INFORMATION GIVEN:
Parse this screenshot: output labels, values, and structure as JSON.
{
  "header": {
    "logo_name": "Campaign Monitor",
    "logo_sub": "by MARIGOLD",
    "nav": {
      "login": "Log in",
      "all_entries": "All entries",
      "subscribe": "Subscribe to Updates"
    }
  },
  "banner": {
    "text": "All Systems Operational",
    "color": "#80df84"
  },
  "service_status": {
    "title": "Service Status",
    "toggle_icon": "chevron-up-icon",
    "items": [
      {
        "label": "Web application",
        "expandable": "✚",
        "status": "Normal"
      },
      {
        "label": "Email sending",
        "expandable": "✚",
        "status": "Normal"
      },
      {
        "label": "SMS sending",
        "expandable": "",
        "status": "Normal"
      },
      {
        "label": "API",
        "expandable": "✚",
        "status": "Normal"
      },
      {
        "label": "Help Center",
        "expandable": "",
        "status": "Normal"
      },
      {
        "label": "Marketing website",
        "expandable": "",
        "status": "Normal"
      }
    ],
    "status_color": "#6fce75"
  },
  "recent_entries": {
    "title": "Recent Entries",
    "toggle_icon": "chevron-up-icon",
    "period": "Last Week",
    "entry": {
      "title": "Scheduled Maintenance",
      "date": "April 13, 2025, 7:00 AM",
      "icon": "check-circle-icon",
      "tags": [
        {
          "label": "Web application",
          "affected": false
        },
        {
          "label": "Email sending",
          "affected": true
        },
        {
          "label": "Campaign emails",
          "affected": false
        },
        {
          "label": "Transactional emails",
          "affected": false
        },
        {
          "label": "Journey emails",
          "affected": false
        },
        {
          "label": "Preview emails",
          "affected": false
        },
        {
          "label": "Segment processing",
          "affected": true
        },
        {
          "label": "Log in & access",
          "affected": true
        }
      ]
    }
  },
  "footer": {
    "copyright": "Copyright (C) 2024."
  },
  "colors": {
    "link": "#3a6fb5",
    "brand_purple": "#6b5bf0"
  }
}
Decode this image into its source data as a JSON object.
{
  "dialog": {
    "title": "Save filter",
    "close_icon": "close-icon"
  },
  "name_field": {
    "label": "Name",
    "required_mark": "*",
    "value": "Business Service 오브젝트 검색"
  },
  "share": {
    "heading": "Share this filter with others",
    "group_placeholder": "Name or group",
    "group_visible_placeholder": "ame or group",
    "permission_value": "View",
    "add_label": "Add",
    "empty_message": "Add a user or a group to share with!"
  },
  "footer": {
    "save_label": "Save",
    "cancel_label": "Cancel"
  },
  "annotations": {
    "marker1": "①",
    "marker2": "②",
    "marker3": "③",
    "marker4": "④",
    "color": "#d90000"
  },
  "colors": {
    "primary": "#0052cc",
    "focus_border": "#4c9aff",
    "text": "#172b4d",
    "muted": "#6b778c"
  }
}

PROBLEM:
Repeat every record, keeping each word and mark exactly as it is.

RESPONSE BELOW:
Parse this screenshot: output labels, values, and structure as JSON.
{
  "header": {
    "logo_name": "Campaign Monitor",
    "logo_sub": "by MARIGOLD",
    "nav": {
      "login": "Log in",
      "all_entries": "All entries",
      "subscribe": "Subscribe to Updates"
    }
  },
  "banner": {
    "text": "All Systems Operational",
    "color": "#80df84"
  },
  "service_status": {
    "title": "Service Status",
    "toggle_icon": "chevron-up-icon",
    "items": [
      {
        "label": "Web application",
        "expandable": "✚",
        "status": "Normal"
      },
      {
        "label": "Email sending",
        "expandable": "✚",
        "status": "Normal"
      },
      {
        "label": "SMS sending",
        "expandable": "",
        "status": "Normal"
      },
      {
        "label": "API",
        "expandable": "✚",
        "status": "Normal"
      },
      {
        "label": "Help Center",
        "expandable": "",
        "status": "Normal"
      },
      {
        "label": "Marketing website",
        "expandable": "",
        "status": "Normal"
      }
    ],
    "status_color": "#6fce75"
  },
  "recent_entries": {
    "title": "Recent Entries",
    "toggle_icon": "chevron-up-icon",
    "period": "Last Week",
    "entry": {
      "title": "Scheduled Maintenance",
      "date": "April 13, 2025, 7:00 AM",
      "icon": "check-circle-icon",
      "tags": [
        {
          "label": "Web application",
          "affected": false
        },
        {
          "label": "Email sending",
          "affected": true
        },
        {
          "label": "Campaign emails",
          "affected": false
        },
        {
          "label": "Transactional emails",
          "affected": false
        },
        {
          "label": "Journey emails",
          "affected": false
        },
        {
          "label": "Preview emails",
          "affected": false
        },
        {
          "label": "Segment processing",
          "affected": true
        },
        {
          "label": "Log in & access",
          "affected": true
        }
      ]
    }
  },
  "footer": {
    "copyright": "Copyright (C) 2024."
  },
  "colors": {
    "link": "#3a6fb5",
    "brand_purple": "#6b5bf0"
  }
}
Decode this image into its source data as a JSON object.
{
  "dialog": {
    "title": "Save filter",
    "close_icon": "close-icon"
  },
  "name_field": {
    "label": "Name",
    "required_mark": "*",
    "value": "Business Service 오브젝트 검색"
  },
  "share": {
    "heading": "Share this filter with others",
    "group_placeholder": "Name or group",
    "group_visible_placeholder": "ame or group",
    "permission_value": "View",
    "add_label": "Add",
    "empty_message": "Add a user or a group to share with!"
  },
  "footer": {
    "save_label": "Save",
    "cancel_label": "Cancel"
  },
  "annotations": {
    "marker1": "①",
    "marker2": "②",
    "marker3": "③",
    "marker4": "④",
    "color": "#d90000"
  },
  "colors": {
    "primary": "#0052cc",
    "focus_border": "#4c9aff",
    "text": "#172b4d",
    "muted": "#6b778c"
  }
}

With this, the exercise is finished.